Copy out all the records, word for word.

___

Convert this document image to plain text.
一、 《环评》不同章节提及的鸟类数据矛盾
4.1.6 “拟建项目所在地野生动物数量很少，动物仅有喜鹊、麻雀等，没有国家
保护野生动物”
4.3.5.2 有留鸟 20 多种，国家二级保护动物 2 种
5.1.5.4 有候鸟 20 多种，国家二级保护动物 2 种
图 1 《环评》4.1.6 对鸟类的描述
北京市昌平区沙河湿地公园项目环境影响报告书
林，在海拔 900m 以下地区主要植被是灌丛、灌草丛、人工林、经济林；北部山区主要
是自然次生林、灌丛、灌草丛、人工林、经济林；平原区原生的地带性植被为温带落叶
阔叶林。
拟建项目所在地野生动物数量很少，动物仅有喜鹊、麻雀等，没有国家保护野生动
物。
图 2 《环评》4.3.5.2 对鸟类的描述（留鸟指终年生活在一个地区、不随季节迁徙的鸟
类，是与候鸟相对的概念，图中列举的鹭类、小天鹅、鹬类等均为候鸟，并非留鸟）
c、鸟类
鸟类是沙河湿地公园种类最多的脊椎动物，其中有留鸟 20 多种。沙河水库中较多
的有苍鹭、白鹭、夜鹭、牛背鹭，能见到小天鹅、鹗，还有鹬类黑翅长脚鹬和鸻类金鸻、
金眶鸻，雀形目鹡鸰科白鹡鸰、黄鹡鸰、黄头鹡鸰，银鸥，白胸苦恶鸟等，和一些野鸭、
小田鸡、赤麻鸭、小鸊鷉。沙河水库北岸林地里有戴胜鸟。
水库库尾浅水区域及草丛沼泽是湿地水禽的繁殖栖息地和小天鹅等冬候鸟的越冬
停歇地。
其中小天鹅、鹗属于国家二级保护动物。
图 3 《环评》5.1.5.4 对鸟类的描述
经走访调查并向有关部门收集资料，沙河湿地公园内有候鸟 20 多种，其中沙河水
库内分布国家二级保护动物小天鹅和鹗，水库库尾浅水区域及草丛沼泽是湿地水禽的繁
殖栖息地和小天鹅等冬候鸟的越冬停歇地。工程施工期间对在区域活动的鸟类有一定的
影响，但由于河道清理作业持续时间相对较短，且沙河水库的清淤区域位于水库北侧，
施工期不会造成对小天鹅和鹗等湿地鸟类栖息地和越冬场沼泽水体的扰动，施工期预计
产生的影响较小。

___

Answer to this problem
Convert this document image to plain text.
一、 《环评》不同章节提及的鸟类数据矛盾
4.1.6 “拟建项目所在地野生动物数量很少，动物仅有喜鹊、麻雀等，没有国家
保护野生动物”
4.3.5.2 有留鸟 20 多种，国家二级保护动物 2 种
5.1.5.4 有候鸟 20 多种，国家二级保护动物 2 种
图 1 《环评》4.1.6 对鸟类的描述
北京市昌平区沙河湿地公园项目环境影响报告书
林，在海拔 900m 以下地区主要植被是灌丛、灌草丛、人工林、经济林；北部山区主要
是自然次生林、灌丛、灌草丛、人工林、经济林；平原区原生的地带性植被为温带落叶
阔叶林。
拟建项目所在地野生动物数量很少，动物仅有喜鹊、麻雀等，没有国家保护野生动
物。
图 2 《环评》4.3.5.2 对鸟类的描述（留鸟指终年生活在一个地区、不随季节迁徙的鸟
类，是与候鸟相对的概念，图中列举的鹭类、小天鹅、鹬类等均为候鸟，并非留鸟）
c、鸟类
鸟类是沙河湿地公园种类最多的脊椎动物，其中有留鸟 20 多种。沙河水库中较多
的有苍鹭、白鹭、夜鹭、牛背鹭，能见到小天鹅、鹗，还有鹬类黑翅长脚鹬和鸻类金鸻、
金眶鸻，雀形目鹡鸰科白鹡鸰、黄鹡鸰、黄头鹡鸰，银鸥，白胸苦恶鸟等，和一些野鸭、
小田鸡、赤麻鸭、小鸊鷉。沙河水库北岸林地里有戴胜鸟。
水库库尾浅水区域及草丛沼泽是湿地水禽的繁殖栖息地和小天鹅等冬候鸟的越冬
停歇地。
其中小天鹅、鹗属于国家二级保护动物。
图 3 《环评》5.1.5.4 对鸟类的描述
经走访调查并向有关部门收集资料，沙河湿地公园内有候鸟 20 多种，其中沙河水
库内分布国家二级保护动物小天鹅和鹗，水库库尾浅水区域及草丛沼泽是湿地水禽的繁
殖栖息地和小天鹅等冬候鸟的越冬停歇地。工程施工期间对在区域活动的鸟类有一定的
影响，但由于河道清理作业持续时间相对较短，且沙河水库的清淤区域位于水库北侧，
施工期不会造成对小天鹅和鹗等湿地鸟类栖息地和越冬场沼泽水体的扰动，施工期预计
产生的影响较小。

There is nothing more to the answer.